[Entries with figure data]
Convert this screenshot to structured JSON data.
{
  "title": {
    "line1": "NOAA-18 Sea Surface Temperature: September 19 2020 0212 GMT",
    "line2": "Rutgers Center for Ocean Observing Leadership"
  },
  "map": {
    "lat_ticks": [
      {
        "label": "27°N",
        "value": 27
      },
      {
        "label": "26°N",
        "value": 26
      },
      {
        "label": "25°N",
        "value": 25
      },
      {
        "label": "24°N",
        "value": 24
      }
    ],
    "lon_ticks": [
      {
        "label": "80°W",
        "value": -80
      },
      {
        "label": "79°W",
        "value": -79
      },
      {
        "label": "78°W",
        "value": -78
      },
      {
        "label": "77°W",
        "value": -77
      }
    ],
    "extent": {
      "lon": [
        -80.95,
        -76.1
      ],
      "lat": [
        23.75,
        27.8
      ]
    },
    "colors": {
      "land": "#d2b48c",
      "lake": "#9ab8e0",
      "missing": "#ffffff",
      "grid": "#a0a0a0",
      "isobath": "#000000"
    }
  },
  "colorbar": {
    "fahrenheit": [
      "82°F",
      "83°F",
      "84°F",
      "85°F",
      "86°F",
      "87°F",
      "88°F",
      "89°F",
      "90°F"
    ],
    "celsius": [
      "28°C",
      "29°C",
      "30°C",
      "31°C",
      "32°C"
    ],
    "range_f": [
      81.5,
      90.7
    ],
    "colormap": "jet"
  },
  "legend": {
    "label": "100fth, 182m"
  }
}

WHAT YOU HAVE TO DO — Return the listing above in its exact form.

THE ANSWER —
Convert this screenshot to structured JSON data.
{
  "title": {
    "line1": "NOAA-18 Sea Surface Temperature: September 19 2020 0212 GMT",
    "line2": "Rutgers Center for Ocean Observing Leadership"
  },
  "map": {
    "lat_ticks": [
      {
        "label": "27°N",
        "value": 27
      },
      {
        "label": "26°N",
        "value": 26
      },
      {
        "label": "25°N",
        "value": 25
      },
      {
        "label": "24°N",
        "value": 24
      }
    ],
    "lon_ticks": [
      {
        "label": "80°W",
        "value": -80
      },
      {
        "label": "79°W",
        "value": -79
      },
      {
        "label": "78°W",
        "value": -78
      },
      {
        "label": "77°W",
        "value": -77
      }
    ],
    "extent": {
      "lon": [
        -80.95,
        -76.1
      ],
      "lat": [
        23.75,
        27.8
      ]
    },
    "colors": {
      "land": "#d2b48c",
      "lake": "#9ab8e0",
      "missing": "#ffffff",
      "grid": "#a0a0a0",
      "isobath": "#000000"
    }
  },
  "colorbar": {
    "fahrenheit": [
      "82°F",
      "83°F",
      "84°F",
      "85°F",
      "86°F",
      "87°F",
      "88°F",
      "89°F",
      "90°F"
    ],
    "celsius": [
      "28°C",
      "29°C",
      "30°C",
      "31°C",
      "32°C"
    ],
    "range_f": [
      81.5,
      90.7
    ],
    "colormap": "jet"
  },
  "legend": {
    "label": "100fth, 182m"
  }
}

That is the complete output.